→ Exercise brief
The entries need to be copied exactly.

→ Information shown
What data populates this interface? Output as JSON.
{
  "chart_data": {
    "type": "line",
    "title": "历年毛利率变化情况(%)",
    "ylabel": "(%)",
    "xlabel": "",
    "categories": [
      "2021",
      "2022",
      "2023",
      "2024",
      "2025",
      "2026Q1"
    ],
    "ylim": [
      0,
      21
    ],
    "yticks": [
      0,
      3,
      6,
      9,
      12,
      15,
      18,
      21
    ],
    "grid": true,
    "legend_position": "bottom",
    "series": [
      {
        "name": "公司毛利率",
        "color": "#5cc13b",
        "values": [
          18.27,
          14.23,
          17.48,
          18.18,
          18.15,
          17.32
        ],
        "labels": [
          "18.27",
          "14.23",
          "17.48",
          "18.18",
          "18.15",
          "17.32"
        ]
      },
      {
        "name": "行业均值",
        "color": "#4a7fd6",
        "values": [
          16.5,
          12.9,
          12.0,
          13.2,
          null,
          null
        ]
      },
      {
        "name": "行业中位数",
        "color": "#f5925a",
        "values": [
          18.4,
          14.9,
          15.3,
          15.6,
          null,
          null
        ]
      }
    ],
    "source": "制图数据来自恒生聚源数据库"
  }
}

→ Solved exercise
What data populates this interface? Output as JSON.
{
  "chart_data": {
    "type": "line",
    "title": "历年毛利率变化情况(%)",
    "ylabel": "(%)",
    "xlabel": "",
    "categories": [
      "2021",
      "2022",
      "2023",
      "2024",
      "2025",
      "2026Q1"
    ],
    "ylim": [
      0,
      21
    ],
    "yticks": [
      0,
      3,
      6,
      9,
      12,
      15,
      18,
      21
    ],
    "grid": true,
    "legend_position": "bottom",
    "series": [
      {
        "name": "公司毛利率",
        "color": "#5cc13b",
        "values": [
          18.27,
          14.23,
          17.48,
          18.18,
          18.15,
          17.32
        ],
        "labels": [
          "18.27",
          "14.23",
          "17.48",
          "18.18",
          "18.15",
          "17.32"
        ]
      },
      {
        "name": "行业均值",
        "color": "#4a7fd6",
        "values": [
          16.5,
          12.9,
          12.0,
          13.2,
          null,
          null
        ]
      },
      {
        "name": "行业中位数",
        "color": "#f5925a",
        "values": [
          18.4,
          14.9,
          15.3,
          15.6,
          null,
          null
        ]
      }
    ],
    "source": "制图数据来自恒生聚源数据库"
  }
}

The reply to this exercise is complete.